## Recorded data
==*==

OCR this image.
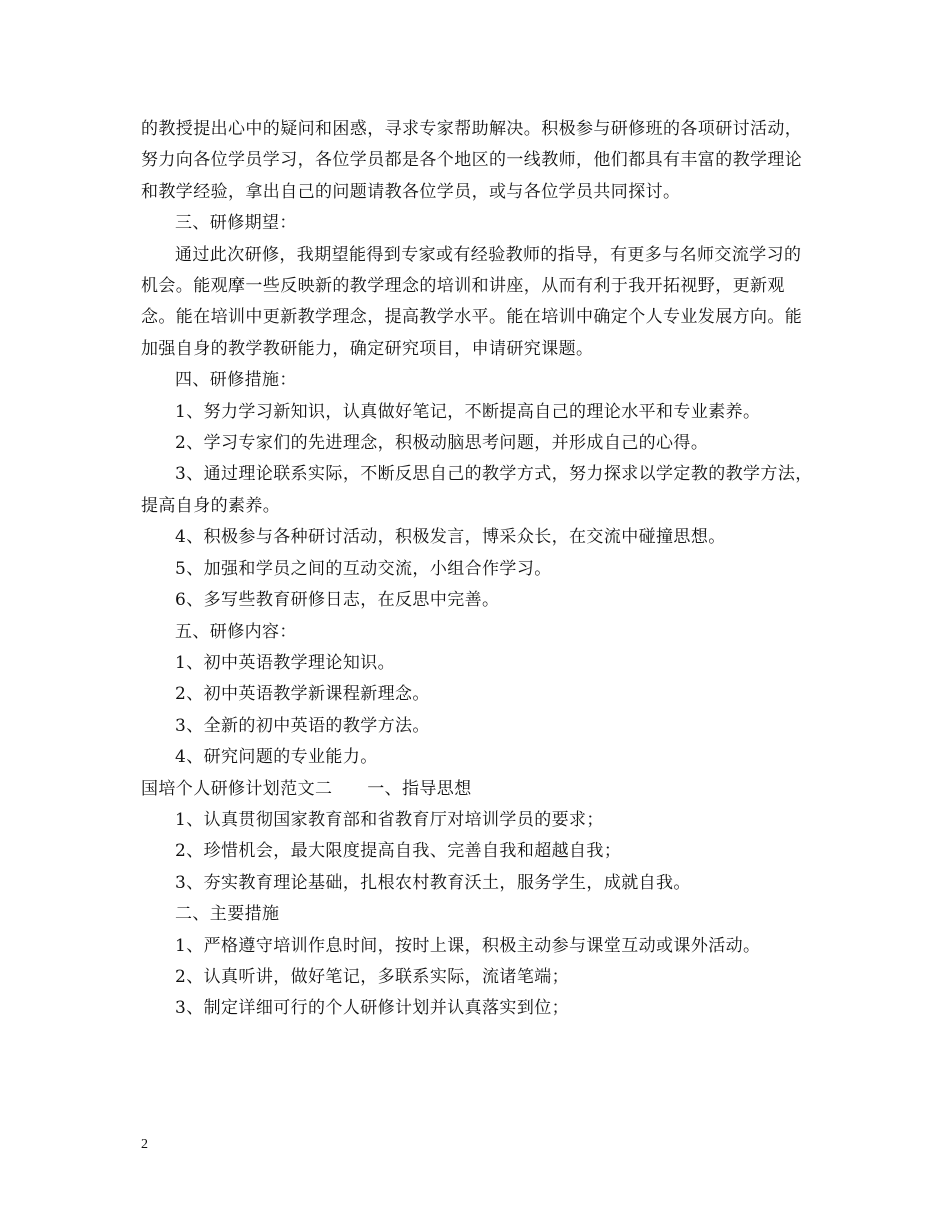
的教授提出心中的疑问和困惑，寻求专家帮助解决。积极参与研修班的各项研讨活动，努力向各位学员学习，各位学员都是各个地区的一线教师，他们都具有丰富的教学理论和教学经验，拿出自己的问题请教各位学员，或与各位学员共同探讨。

三、研修期望：

通过此次研修，我期望能得到专家或有经验教师的指导，有更多与名师交流学习的机会。能观摩一些反映新的教学理念的培训和讲座，从而有利于我开拓视野，更新观念。能在培训中更新教学理念，提高教学水平。能在培训中确定个人专业发展方向。能加强自身的教学教研能力，确定研究项目，申请研究课题。

四、研修措施：

1、努力学习新知识，认真做好笔记，不断提高自己的理论水平和专业素养。

2、学习专家们的先进理念，积极动脑思考问题，并形成自己的心得。

3、通过理论联系实际，不断反思自己的教学方式，努力探求以学定教的教学方法，提高自身的素养。

4、积极参与各种研讨活动，积极发言，博采众长，在交流中碰撞思想。

5、加强和学员之间的互动交流，小组合作学习。

6、多写些教育研修日志，在反思中完善。

五、研修内容：

1、初中英语教学理论知识。

2、初中英语教学新课程新理念。

3、全新的初中英语的教学方法。

4、研究问题的专业能力。

国培个人研修计划范文二　　一、指导思想

1、认真贯彻国家教育部和省教育厅对培训学员的要求；

2、珍惜机会，最大限度提高自我、完善自我和超越自我；

3、夯实教育理论基础，扎根农村教育沃土，服务学生，成就自我。

二、主要措施

1、严格遵守培训作息时间，按时上课，积极主动参与课堂互动或课外活动。

2、认真听讲，做好笔记，多联系实际，流诸笔端；

3、制定详细可行的个人研修计划并认真落实到位；

2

==*==

## Exercise task
Leave out the pictures and output every record above precisely as given.

## Solution
OCR this image.
的教授提出心中的疑问和困惑，寻求专家帮助解决。积极参与研修班的各项研讨活动，努力向各位学员学习，各位学员都是各个地区的一线教师，他们都具有丰富的教学理论和教学经验，拿出自己的问题请教各位学员，或与各位学员共同探讨。

三、研修期望：

通过此次研修，我期望能得到专家或有经验教师的指导，有更多与名师交流学习的机会。能观摩一些反映新的教学理念的培训和讲座，从而有利于我开拓视野，更新观念。能在培训中更新教学理念，提高教学水平。能在培训中确定个人专业发展方向。能加强自身的教学教研能力，确定研究项目，申请研究课题。

四、研修措施：

1、努力学习新知识，认真做好笔记，不断提高自己的理论水平和专业素养。

2、学习专家们的先进理念，积极动脑思考问题，并形成自己的心得。

3、通过理论联系实际，不断反思自己的教学方式，努力探求以学定教的教学方法，提高自身的素养。

4、积极参与各种研讨活动，积极发言，博采众长，在交流中碰撞思想。

5、加强和学员之间的互动交流，小组合作学习。

6、多写些教育研修日志，在反思中完善。

五、研修内容：

1、初中英语教学理论知识。

2、初中英语教学新课程新理念。

3、全新的初中英语的教学方法。

4、研究问题的专业能力。

国培个人研修计划范文二　　一、指导思想

1、认真贯彻国家教育部和省教育厅对培训学员的要求；

2、珍惜机会，最大限度提高自我、完善自我和超越自我；

3、夯实教育理论基础，扎根农村教育沃土，服务学生，成就自我。

二、主要措施

1、严格遵守培训作息时间，按时上课，积极主动参与课堂互动或课外活动。

2、认真听讲，做好笔记，多联系实际，流诸笔端；

3、制定详细可行的个人研修计划并认真落实到位；

2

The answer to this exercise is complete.